§ **DIRECTION**
Search the data for the string "username" and extract every line where it appears.

Data items

——

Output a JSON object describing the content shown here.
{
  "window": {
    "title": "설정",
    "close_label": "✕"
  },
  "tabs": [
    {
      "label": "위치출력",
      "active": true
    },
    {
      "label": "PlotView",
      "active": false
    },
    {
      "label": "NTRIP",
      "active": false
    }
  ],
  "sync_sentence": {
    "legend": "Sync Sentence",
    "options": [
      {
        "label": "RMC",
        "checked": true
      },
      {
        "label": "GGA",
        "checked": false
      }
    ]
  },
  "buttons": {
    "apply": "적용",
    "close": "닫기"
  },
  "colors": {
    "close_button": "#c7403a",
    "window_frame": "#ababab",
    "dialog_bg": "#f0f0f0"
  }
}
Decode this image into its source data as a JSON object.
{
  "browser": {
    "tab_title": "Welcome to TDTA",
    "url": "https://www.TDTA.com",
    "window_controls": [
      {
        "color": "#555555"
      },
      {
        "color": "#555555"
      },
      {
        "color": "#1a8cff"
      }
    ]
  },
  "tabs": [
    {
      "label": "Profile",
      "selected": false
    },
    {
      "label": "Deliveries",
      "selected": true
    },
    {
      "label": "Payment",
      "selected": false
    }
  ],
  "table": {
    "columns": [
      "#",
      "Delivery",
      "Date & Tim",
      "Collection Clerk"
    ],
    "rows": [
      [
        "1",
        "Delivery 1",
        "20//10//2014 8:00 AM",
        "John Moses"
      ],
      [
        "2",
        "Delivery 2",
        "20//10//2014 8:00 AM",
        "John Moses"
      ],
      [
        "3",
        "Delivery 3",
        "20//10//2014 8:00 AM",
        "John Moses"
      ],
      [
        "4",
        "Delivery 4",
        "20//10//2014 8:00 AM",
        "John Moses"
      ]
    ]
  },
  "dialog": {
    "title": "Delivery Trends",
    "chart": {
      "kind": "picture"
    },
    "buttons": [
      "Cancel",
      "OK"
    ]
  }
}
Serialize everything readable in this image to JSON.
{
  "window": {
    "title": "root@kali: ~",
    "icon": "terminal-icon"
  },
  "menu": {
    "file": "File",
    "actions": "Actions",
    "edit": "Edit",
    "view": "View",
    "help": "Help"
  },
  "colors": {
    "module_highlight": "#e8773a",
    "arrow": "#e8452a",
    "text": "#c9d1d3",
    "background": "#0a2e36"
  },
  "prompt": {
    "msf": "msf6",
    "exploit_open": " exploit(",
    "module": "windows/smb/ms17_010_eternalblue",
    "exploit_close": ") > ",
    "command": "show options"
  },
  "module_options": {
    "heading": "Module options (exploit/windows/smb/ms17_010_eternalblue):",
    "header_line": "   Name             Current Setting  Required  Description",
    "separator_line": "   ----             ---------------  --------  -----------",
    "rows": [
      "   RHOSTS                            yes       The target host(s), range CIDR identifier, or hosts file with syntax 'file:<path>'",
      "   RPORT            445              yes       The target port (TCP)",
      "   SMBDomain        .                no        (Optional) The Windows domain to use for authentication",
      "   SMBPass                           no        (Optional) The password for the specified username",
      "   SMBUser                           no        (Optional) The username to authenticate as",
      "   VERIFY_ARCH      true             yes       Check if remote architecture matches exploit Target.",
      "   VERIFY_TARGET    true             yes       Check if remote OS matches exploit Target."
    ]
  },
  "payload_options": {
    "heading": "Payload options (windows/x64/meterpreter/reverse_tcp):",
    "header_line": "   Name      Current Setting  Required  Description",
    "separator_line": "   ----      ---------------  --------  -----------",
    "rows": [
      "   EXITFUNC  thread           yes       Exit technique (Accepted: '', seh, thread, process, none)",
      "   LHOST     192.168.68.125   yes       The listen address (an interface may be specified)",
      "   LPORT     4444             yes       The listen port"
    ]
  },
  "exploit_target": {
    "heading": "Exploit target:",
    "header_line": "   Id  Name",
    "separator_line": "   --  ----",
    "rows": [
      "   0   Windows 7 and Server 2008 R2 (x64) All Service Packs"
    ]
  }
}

——

§ **EXPECTED OUTPUT**
      "   SMBPass                           no        (Optional) The password for the specified username",
      "   SMBUser                           no        (Optional) The username to authenticate as",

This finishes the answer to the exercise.